> [DATA SUPPLIED]:
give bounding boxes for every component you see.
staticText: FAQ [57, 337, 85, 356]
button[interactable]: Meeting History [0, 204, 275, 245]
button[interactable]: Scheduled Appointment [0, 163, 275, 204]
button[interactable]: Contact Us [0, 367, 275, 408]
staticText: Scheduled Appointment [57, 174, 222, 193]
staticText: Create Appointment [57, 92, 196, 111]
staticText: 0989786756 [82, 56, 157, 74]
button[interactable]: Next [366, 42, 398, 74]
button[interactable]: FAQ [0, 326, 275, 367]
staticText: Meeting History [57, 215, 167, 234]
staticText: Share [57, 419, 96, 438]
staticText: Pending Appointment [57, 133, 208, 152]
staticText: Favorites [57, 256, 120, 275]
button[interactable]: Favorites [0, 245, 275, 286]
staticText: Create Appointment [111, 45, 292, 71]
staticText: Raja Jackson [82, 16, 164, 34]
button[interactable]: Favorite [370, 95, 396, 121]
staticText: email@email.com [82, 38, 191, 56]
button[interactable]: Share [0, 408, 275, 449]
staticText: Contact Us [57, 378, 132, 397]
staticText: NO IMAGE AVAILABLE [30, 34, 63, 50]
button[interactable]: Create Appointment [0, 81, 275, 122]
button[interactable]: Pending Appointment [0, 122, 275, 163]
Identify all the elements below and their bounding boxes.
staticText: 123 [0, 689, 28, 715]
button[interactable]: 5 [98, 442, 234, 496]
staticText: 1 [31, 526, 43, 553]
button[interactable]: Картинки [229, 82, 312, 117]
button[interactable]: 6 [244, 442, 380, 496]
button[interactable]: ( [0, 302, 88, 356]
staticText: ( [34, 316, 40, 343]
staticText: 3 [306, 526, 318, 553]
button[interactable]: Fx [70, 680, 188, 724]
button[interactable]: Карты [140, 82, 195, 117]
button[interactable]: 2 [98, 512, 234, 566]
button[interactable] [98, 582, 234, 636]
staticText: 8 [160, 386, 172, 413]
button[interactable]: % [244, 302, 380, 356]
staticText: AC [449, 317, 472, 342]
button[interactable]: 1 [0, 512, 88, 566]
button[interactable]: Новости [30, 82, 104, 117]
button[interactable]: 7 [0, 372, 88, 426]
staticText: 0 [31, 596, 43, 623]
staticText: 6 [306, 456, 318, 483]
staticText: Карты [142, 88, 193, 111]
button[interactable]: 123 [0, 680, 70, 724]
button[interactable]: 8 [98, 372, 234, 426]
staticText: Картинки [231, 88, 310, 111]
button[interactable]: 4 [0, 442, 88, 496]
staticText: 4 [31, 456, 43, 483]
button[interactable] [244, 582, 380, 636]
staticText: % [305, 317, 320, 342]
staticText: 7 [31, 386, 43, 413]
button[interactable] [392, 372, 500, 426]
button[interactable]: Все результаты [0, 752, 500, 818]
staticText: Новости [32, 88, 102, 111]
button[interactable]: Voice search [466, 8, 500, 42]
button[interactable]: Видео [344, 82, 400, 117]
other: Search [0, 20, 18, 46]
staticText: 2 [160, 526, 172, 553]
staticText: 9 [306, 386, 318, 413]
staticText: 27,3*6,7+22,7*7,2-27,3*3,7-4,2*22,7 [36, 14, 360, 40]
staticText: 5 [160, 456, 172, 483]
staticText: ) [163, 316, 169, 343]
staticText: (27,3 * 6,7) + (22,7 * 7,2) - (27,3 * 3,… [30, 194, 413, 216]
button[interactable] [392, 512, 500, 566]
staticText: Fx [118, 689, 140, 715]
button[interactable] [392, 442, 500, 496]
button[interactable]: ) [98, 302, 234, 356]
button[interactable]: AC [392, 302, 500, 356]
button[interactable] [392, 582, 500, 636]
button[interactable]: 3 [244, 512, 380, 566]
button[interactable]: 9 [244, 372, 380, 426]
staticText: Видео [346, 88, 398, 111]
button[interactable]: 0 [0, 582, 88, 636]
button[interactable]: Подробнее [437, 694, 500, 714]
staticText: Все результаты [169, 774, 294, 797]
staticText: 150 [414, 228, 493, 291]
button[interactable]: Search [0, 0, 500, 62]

> [EXERCISE GOAL]: Copy every line of the records above, in the same order, without changing a single character.

> [TASK RESPONSE]:
give bounding boxes for every component you see.
staticText: FAQ [57, 337, 85, 356]
button[interactable]: Meeting History [0, 204, 275, 245]
button[interactable]: Scheduled Appointment [0, 163, 275, 204]
button[interactable]: Contact Us [0, 367, 275, 408]
staticText: Scheduled Appointment [57, 174, 222, 193]
staticText: Create Appointment [57, 92, 196, 111]
staticText: 0989786756 [82, 56, 157, 74]
button[interactable]: Next [366, 42, 398, 74]
button[interactable]: FAQ [0, 326, 275, 367]
staticText: Meeting History [57, 215, 167, 234]
staticText: Share [57, 419, 96, 438]
staticText: Pending Appointment [57, 133, 208, 152]
staticText: Favorites [57, 256, 120, 275]
button[interactable]: Favorites [0, 245, 275, 286]
staticText: Create Appointment [111, 45, 292, 71]
staticText: Raja Jackson [82, 16, 164, 34]
button[interactable]: Favorite [370, 95, 396, 121]
staticText: email@email.com [82, 38, 191, 56]
button[interactable]: Share [0, 408, 275, 449]
staticText: Contact Us [57, 378, 132, 397]
staticText: NO IMAGE AVAILABLE [30, 34, 63, 50]
button[interactable]: Create Appointment [0, 81, 275, 122]
button[interactable]: Pending Appointment [0, 122, 275, 163]
Identify all the elements below and their bounding boxes.
staticText: 123 [0, 689, 28, 715]
button[interactable]: 5 [98, 442, 234, 496]
staticText: 1 [31, 526, 43, 553]
button[interactable]: Картинки [229, 82, 312, 117]
button[interactable]: 6 [244, 442, 380, 496]
button[interactable]: ( [0, 302, 88, 356]
staticText: ( [34, 316, 40, 343]
staticText: 3 [306, 526, 318, 553]
button[interactable]: Fx [70, 680, 188, 724]
button[interactable]: Карты [140, 82, 195, 117]
button[interactable]: 2 [98, 512, 234, 566]
button[interactable] [98, 582, 234, 636]
staticText: 8 [160, 386, 172, 413]
button[interactable]: % [244, 302, 380, 356]
staticText: AC [449, 317, 472, 342]
button[interactable]: 1 [0, 512, 88, 566]
button[interactable]: Новости [30, 82, 104, 117]
button[interactable]: 7 [0, 372, 88, 426]
staticText: 0 [31, 596, 43, 623]
staticText: 6 [306, 456, 318, 483]
staticText: Карты [142, 88, 193, 111]
button[interactable]: 123 [0, 680, 70, 724]
button[interactable]: 8 [98, 372, 234, 426]
staticText: Картинки [231, 88, 310, 111]
button[interactable]: 4 [0, 442, 88, 496]
staticText: 4 [31, 456, 43, 483]
button[interactable] [244, 582, 380, 636]
staticText: % [305, 317, 320, 342]
staticText: 7 [31, 386, 43, 413]
button[interactable] [392, 372, 500, 426]
button[interactable]: Все результаты [0, 752, 500, 818]
staticText: Новости [32, 88, 102, 111]
button[interactable]: Voice search [466, 8, 500, 42]
button[interactable]: Видео [344, 82, 400, 117]
other: Search [0, 20, 18, 46]
staticText: 2 [160, 526, 172, 553]
staticText: 9 [306, 386, 318, 413]
staticText: 27,3*6,7+22,7*7,2-27,3*3,7-4,2*22,7 [36, 14, 360, 40]
staticText: 5 [160, 456, 172, 483]
staticText: ) [163, 316, 169, 343]
staticText: (27,3 * 6,7) + (22,7 * 7,2) - (27,3 * 3,… [30, 194, 413, 216]
button[interactable] [392, 512, 500, 566]
staticText: Fx [118, 689, 140, 715]
button[interactable] [392, 442, 500, 496]
button[interactable]: ) [98, 302, 234, 356]
button[interactable]: AC [392, 302, 500, 356]
button[interactable] [392, 582, 500, 636]
button[interactable]: 3 [244, 512, 380, 566]
button[interactable]: 9 [244, 372, 380, 426]
staticText: Видео [346, 88, 398, 111]
button[interactable]: 0 [0, 582, 88, 636]
button[interactable]: Подробнее [437, 694, 500, 714]
staticText: Все результаты [169, 774, 294, 797]
staticText: 150 [414, 228, 493, 291]
button[interactable]: Search [0, 0, 500, 62]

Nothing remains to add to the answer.